*Exercise goal*: Each entry must be reproduced precisely as it stands.

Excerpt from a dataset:
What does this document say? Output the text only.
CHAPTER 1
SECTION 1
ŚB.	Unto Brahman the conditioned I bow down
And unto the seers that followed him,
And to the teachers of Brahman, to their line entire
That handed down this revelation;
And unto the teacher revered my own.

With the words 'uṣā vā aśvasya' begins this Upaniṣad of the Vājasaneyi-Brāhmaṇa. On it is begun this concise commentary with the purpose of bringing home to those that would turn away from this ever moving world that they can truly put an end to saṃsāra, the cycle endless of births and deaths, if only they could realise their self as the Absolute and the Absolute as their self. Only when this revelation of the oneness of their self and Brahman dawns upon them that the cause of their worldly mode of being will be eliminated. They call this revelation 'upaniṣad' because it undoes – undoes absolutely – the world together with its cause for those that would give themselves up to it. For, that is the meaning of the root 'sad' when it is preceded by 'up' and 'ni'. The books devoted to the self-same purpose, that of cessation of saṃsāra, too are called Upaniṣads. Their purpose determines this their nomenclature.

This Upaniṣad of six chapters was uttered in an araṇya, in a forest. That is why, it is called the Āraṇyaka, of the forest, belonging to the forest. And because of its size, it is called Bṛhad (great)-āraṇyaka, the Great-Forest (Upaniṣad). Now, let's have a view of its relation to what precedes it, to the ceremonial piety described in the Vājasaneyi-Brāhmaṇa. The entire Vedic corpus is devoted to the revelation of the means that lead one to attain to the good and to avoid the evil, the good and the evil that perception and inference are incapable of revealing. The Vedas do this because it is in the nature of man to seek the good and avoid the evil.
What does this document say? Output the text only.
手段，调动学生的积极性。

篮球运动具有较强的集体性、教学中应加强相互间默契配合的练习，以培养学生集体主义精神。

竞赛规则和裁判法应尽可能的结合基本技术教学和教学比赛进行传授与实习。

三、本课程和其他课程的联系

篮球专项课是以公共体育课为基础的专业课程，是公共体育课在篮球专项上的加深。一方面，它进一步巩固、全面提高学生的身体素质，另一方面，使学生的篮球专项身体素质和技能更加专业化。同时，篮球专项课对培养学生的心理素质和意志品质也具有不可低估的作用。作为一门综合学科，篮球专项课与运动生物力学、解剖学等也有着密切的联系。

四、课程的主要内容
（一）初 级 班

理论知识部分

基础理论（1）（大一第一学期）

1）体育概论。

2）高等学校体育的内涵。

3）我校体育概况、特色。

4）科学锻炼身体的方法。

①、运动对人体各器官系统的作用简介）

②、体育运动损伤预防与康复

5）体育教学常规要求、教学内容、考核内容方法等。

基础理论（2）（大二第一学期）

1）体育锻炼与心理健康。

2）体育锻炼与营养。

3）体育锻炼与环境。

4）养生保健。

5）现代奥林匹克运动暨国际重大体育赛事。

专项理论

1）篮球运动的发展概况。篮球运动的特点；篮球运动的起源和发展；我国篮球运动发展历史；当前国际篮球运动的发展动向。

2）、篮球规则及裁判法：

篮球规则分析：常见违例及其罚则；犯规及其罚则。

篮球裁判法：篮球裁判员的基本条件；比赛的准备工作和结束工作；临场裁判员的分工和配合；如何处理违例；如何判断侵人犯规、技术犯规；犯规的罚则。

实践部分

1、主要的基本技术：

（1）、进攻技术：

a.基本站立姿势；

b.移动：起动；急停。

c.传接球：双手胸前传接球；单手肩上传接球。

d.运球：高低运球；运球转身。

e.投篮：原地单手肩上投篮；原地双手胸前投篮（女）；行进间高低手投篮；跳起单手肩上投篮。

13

*Response to this exercise*:
What does this document say? Output the text only.
CHAPTER 1
SECTION 1
ŚB.	Unto Brahman the conditioned I bow down
And unto the seers that followed him,
And to the teachers of Brahman, to their line entire
That handed down this revelation;
And unto the teacher revered my own.

With the words 'uṣā vā aśvasya' begins this Upaniṣad of the Vājasaneyi-Brāhmaṇa. On it is begun this concise commentary with the purpose of bringing home to those that would turn away from this ever moving world that they can truly put an end to saṃsāra, the cycle endless of births and deaths, if only they could realise their self as the Absolute and the Absolute as their self. Only when this revelation of the oneness of their self and Brahman dawns upon them that the cause of their worldly mode of being will be eliminated. They call this revelation 'upaniṣad' because it undoes – undoes absolutely – the world together with its cause for those that would give themselves up to it. For, that is the meaning of the root 'sad' when it is preceded by 'up' and 'ni'. The books devoted to the self-same purpose, that of cessation of saṃsāra, too are called Upaniṣads. Their purpose determines this their nomenclature.

This Upaniṣad of six chapters was uttered in an araṇya, in a forest. That is why, it is called the Āraṇyaka, of the forest, belonging to the forest. And because of its size, it is called Bṛhad (great)-āraṇyaka, the Great-Forest (Upaniṣad). Now, let's have a view of its relation to what precedes it, to the ceremonial piety described in the Vājasaneyi-Brāhmaṇa. The entire Vedic corpus is devoted to the revelation of the means that lead one to attain to the good and to avoid the evil, the good and the evil that perception and inference are incapable of revealing. The Vedas do this because it is in the nature of man to seek the good and avoid the evil.
What does this document say? Output the text only.
手段，调动学生的积极性。

篮球运动具有较强的集体性、教学中应加强相互间默契配合的练习，以培养学生集体主义精神。

竞赛规则和裁判法应尽可能的结合基本技术教学和教学比赛进行传授与实习。

三、本课程和其他课程的联系

篮球专项课是以公共体育课为基础的专业课程，是公共体育课在篮球专项上的加深。一方面，它进一步巩固、全面提高学生的身体素质，另一方面，使学生的篮球专项身体素质和技能更加专业化。同时，篮球专项课对培养学生的心理素质和意志品质也具有不可低估的作用。作为一门综合学科，篮球专项课与运动生物力学、解剖学等也有着密切的联系。

四、课程的主要内容
（一）初 级 班

理论知识部分

基础理论（1）（大一第一学期）

1）体育概论。

2）高等学校体育的内涵。

3）我校体育概况、特色。

4）科学锻炼身体的方法。

①、运动对人体各器官系统的作用简介）

②、体育运动损伤预防与康复

5）体育教学常规要求、教学内容、考核内容方法等。

基础理论（2）（大二第一学期）

1）体育锻炼与心理健康。

2）体育锻炼与营养。

3）体育锻炼与环境。

4）养生保健。

5）现代奥林匹克运动暨国际重大体育赛事。

专项理论

1）篮球运动的发展概况。篮球运动的特点；篮球运动的起源和发展；我国篮球运动发展历史；当前国际篮球运动的发展动向。

2）、篮球规则及裁判法：

篮球规则分析：常见违例及其罚则；犯规及其罚则。

篮球裁判法：篮球裁判员的基本条件；比赛的准备工作和结束工作；临场裁判员的分工和配合；如何处理违例；如何判断侵人犯规、技术犯规；犯规的罚则。

实践部分

1、主要的基本技术：

（1）、进攻技术：

a.基本站立姿势；

b.移动：起动；急停。

c.传接球：双手胸前传接球；单手肩上传接球。

d.运球：高低运球；运球转身。

e.投篮：原地单手肩上投篮；原地双手胸前投篮（女）；行进间高低手投篮；跳起单手肩上投篮。

13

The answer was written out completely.